-- Your task --
Return each line of the records below without any alteration, leaving the pictures out.
========
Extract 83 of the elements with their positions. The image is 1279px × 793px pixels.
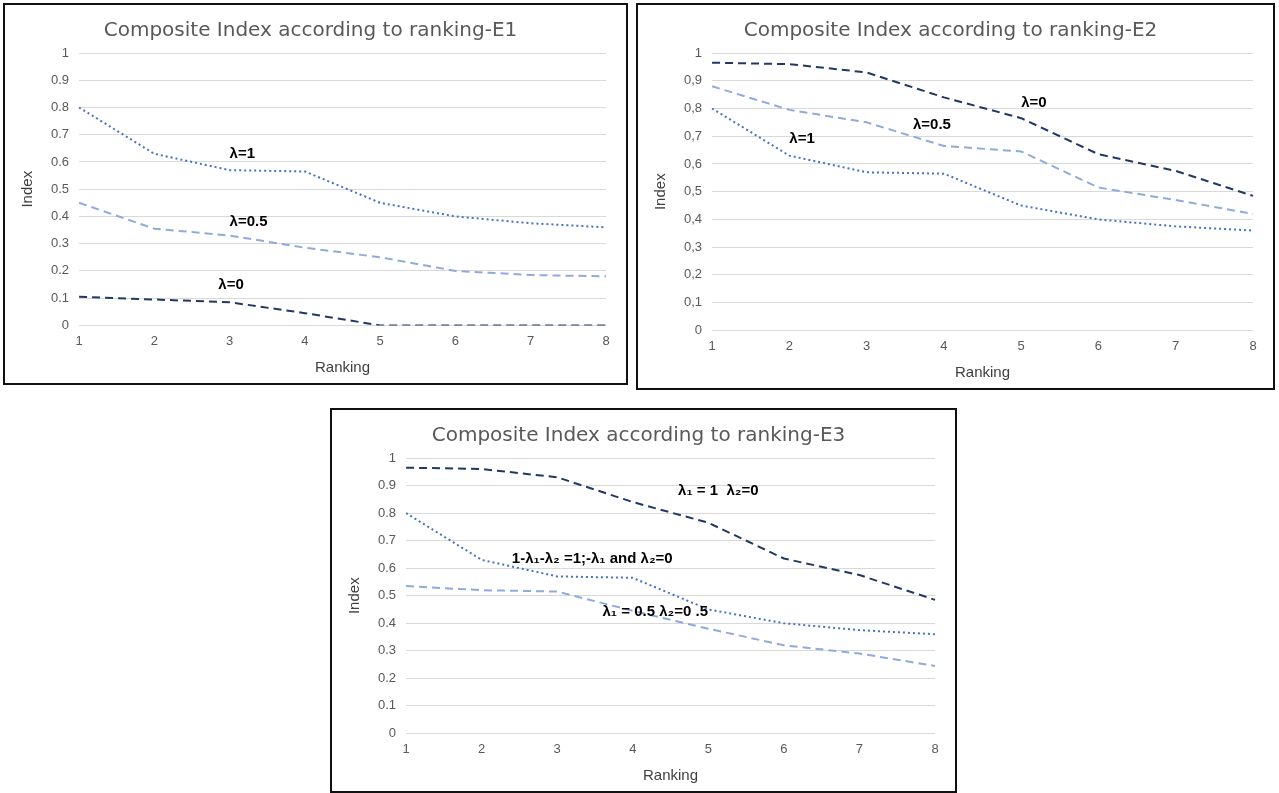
y-tick-label: 0.1 <box>50 289 70 305</box>
y-tick-label: 0.7 <box>50 126 70 142</box>
y-tick-label: 1 <box>388 449 397 465</box>
y-tick-label: 0.9 <box>50 71 70 87</box>
x-tick-label: 1 <box>402 740 410 756</box>
x-tick-label: 4 <box>301 332 309 348</box>
y-tick-label: 0.2 <box>50 262 70 278</box>
y-tick-label: 0.4 <box>50 208 70 224</box>
x-tick-label: 7 <box>1172 337 1180 353</box>
x-tick-label: 2 <box>478 740 486 756</box>
line-series <box>78 295 607 326</box>
x-tick-label: 1 <box>708 337 716 353</box>
x-tick-label: 4 <box>940 337 948 353</box>
y-tick-label: 0.5 <box>377 587 397 603</box>
x-tick-label: 1 <box>75 332 83 348</box>
x-tick-label: 2 <box>150 332 158 348</box>
line-series <box>711 107 1254 232</box>
x-tick-label: 8 <box>602 332 610 348</box>
x-tick-label: 6 <box>1094 337 1103 353</box>
series-label: λ₁ = 0.5 λ₂=0 .5 <box>602 602 708 620</box>
x-tick-label: 2 <box>785 337 793 353</box>
y-tick-label: 1 <box>694 44 703 60</box>
series-label: λ=0 <box>1021 93 1047 111</box>
x-tick-label: 3 <box>863 337 871 353</box>
y-tick-label: 1 <box>61 44 70 60</box>
y-tick-label: 0,8 <box>683 100 703 116</box>
x-tick-label: 5 <box>376 332 384 348</box>
x-tick-label: 6 <box>451 332 460 348</box>
chart-title: Composite Index according to ranking-E3 <box>431 422 846 447</box>
line-series <box>711 85 1254 215</box>
x-tick-label: 3 <box>553 740 561 756</box>
series-label: λ=0.5 <box>912 115 951 133</box>
y-tick-label: 0 <box>61 316 70 332</box>
y-tick-label: 0 <box>694 321 703 337</box>
chart-title: Composite Index according to ranking-E1 <box>103 17 518 42</box>
line-series <box>405 585 936 667</box>
x-tick-label: 8 <box>931 740 939 756</box>
x-axis-title: Ranking <box>315 358 371 376</box>
y-tick-label: 0.3 <box>377 642 397 658</box>
y-tick-label: 0.6 <box>377 559 397 575</box>
x-tick-label: 5 <box>704 740 712 756</box>
x-tick-label: 4 <box>629 740 637 756</box>
y-tick-label: 0.5 <box>50 180 70 196</box>
line-series <box>711 61 1254 197</box>
y-tick-label: 0,9 <box>683 72 703 88</box>
series-label: λ₁ = 1 λ₂=0 <box>678 481 759 499</box>
y-tick-label: 0 <box>388 724 397 740</box>
y-tick-label: 0,6 <box>683 155 703 171</box>
y-tick-label: 0.8 <box>50 99 70 115</box>
y-tick-label: 0.6 <box>50 153 70 169</box>
x-tick-label: 3 <box>226 332 234 348</box>
y-tick-label: 0,2 <box>683 266 703 282</box>
y-tick-label: 0,5 <box>683 183 703 199</box>
y-tick-label: 0.3 <box>50 235 70 251</box>
y-tick-label: 0.1 <box>377 697 397 713</box>
y-tick-label: 0,1 <box>683 294 703 310</box>
series-label: λ=0.5 <box>229 212 268 230</box>
line-series <box>78 201 607 278</box>
y-tick-label: 0.7 <box>377 532 397 548</box>
y-tick-label: 0,4 <box>683 211 703 227</box>
x-tick-label: 6 <box>780 740 788 756</box>
chart-title: Composite Index according to ranking-E2 <box>743 17 1158 42</box>
x-axis-title: Ranking <box>643 766 699 784</box>
y-tick-label: 0.8 <box>377 504 397 520</box>
x-axis-title: Ranking <box>955 363 1011 381</box>
x-tick-label: 7 <box>855 740 864 756</box>
series-label: 1-λ₁-λ₂ =1;-λ₁ and λ₂=0 <box>511 548 673 566</box>
y-tick-label: 0,7 <box>683 127 703 143</box>
y-tick-label: 0.2 <box>377 669 397 685</box>
y-axis-title: Index <box>651 172 669 211</box>
y-tick-label: 0.4 <box>377 614 397 630</box>
y-axis-title: Index <box>18 170 36 208</box>
series-label: λ=1 <box>229 143 256 161</box>
line-series <box>405 512 936 636</box>
line-series <box>405 466 936 601</box>
y-tick-label: 0.9 <box>377 477 397 493</box>
x-tick-label: 7 <box>527 332 535 348</box>
y-tick-label: 0,3 <box>683 238 703 254</box>
x-tick-label: 5 <box>1017 337 1025 353</box>
series-label: λ=0 <box>218 274 244 292</box>
y-axis-title: Index <box>345 576 363 615</box>
series-label: λ=1 <box>789 129 815 147</box>
x-tick-label: 8 <box>1249 337 1257 353</box>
========
-- Answer for this exercise --
Extract 83 of the elements with their positions. The image is 1279px × 793px pixels.
y-tick-label: 0.1 <box>50 289 70 305</box>
y-tick-label: 0.7 <box>50 126 70 142</box>
y-tick-label: 1 <box>388 449 397 465</box>
y-tick-label: 0.9 <box>50 71 70 87</box>
x-tick-label: 1 <box>402 740 410 756</box>
x-tick-label: 4 <box>301 332 309 348</box>
y-tick-label: 0.2 <box>50 262 70 278</box>
y-tick-label: 0.4 <box>50 208 70 224</box>
x-tick-label: 7 <box>1172 337 1180 353</box>
x-tick-label: 2 <box>478 740 486 756</box>
line-series <box>78 295 607 326</box>
x-tick-label: 1 <box>708 337 716 353</box>
x-tick-label: 4 <box>940 337 948 353</box>
y-tick-label: 0.5 <box>377 587 397 603</box>
x-tick-label: 1 <box>75 332 83 348</box>
x-tick-label: 2 <box>150 332 158 348</box>
line-series <box>711 107 1254 232</box>
x-tick-label: 8 <box>602 332 610 348</box>
x-tick-label: 6 <box>1094 337 1103 353</box>
series-label: λ₁ = 0.5 λ₂=0 .5 <box>602 602 708 620</box>
x-tick-label: 2 <box>785 337 793 353</box>
y-tick-label: 1 <box>694 44 703 60</box>
series-label: λ=0 <box>1021 93 1047 111</box>
x-tick-label: 3 <box>863 337 871 353</box>
y-tick-label: 1 <box>61 44 70 60</box>
y-tick-label: 0,8 <box>683 100 703 116</box>
x-tick-label: 5 <box>376 332 384 348</box>
x-tick-label: 6 <box>451 332 460 348</box>
chart-title: Composite Index according to ranking-E3 <box>431 422 846 447</box>
line-series <box>711 85 1254 215</box>
x-tick-label: 3 <box>553 740 561 756</box>
series-label: λ=0.5 <box>912 115 951 133</box>
y-tick-label: 0 <box>61 316 70 332</box>
y-tick-label: 0 <box>694 321 703 337</box>
chart-title: Composite Index according to ranking-E1 <box>103 17 518 42</box>
line-series <box>405 585 936 667</box>
x-tick-label: 8 <box>931 740 939 756</box>
x-axis-title: Ranking <box>315 358 371 376</box>
y-tick-label: 0.3 <box>377 642 397 658</box>
y-tick-label: 0.6 <box>377 559 397 575</box>
x-tick-label: 5 <box>704 740 712 756</box>
x-tick-label: 4 <box>629 740 637 756</box>
y-tick-label: 0.5 <box>50 180 70 196</box>
line-series <box>711 61 1254 197</box>
y-tick-label: 0,9 <box>683 72 703 88</box>
series-label: λ₁ = 1 λ₂=0 <box>678 481 759 499</box>
y-tick-label: 0 <box>388 724 397 740</box>
y-tick-label: 0,6 <box>683 155 703 171</box>
y-tick-label: 0.8 <box>50 99 70 115</box>
y-tick-label: 0.6 <box>50 153 70 169</box>
x-tick-label: 3 <box>226 332 234 348</box>
y-tick-label: 0,2 <box>683 266 703 282</box>
y-tick-label: 0,5 <box>683 183 703 199</box>
y-tick-label: 0.3 <box>50 235 70 251</box>
y-tick-label: 0.1 <box>377 697 397 713</box>
y-tick-label: 0,1 <box>683 294 703 310</box>
series-label: λ=0.5 <box>229 212 268 230</box>
line-series <box>78 201 607 278</box>
y-tick-label: 0.7 <box>377 532 397 548</box>
y-tick-label: 0,4 <box>683 211 703 227</box>
x-tick-label: 6 <box>780 740 788 756</box>
chart-title: Composite Index according to ranking-E2 <box>743 17 1158 42</box>
x-axis-title: Ranking <box>643 766 699 784</box>
y-tick-label: 0.8 <box>377 504 397 520</box>
x-axis-title: Ranking <box>955 363 1011 381</box>
x-tick-label: 7 <box>855 740 864 756</box>
series-label: 1-λ₁-λ₂ =1;-λ₁ and λ₂=0 <box>511 548 673 566</box>
y-tick-label: 0,7 <box>683 127 703 143</box>
y-tick-label: 0.2 <box>377 669 397 685</box>
y-axis-title: Index <box>651 172 669 211</box>
y-tick-label: 0.4 <box>377 614 397 630</box>
y-axis-title: Index <box>18 170 36 208</box>
series-label: λ=1 <box>229 143 256 161</box>
line-series <box>405 512 936 636</box>
line-series <box>405 466 936 601</box>
y-tick-label: 0.9 <box>377 477 397 493</box>
x-tick-label: 7 <box>527 332 535 348</box>
y-tick-label: 0,3 <box>683 238 703 254</box>
x-tick-label: 5 <box>1017 337 1025 353</box>
series-label: λ=0 <box>218 274 244 292</box>
y-axis-title: Index <box>345 576 363 615</box>
series-label: λ=1 <box>789 129 815 147</box>
x-tick-label: 8 <box>1249 337 1257 353</box>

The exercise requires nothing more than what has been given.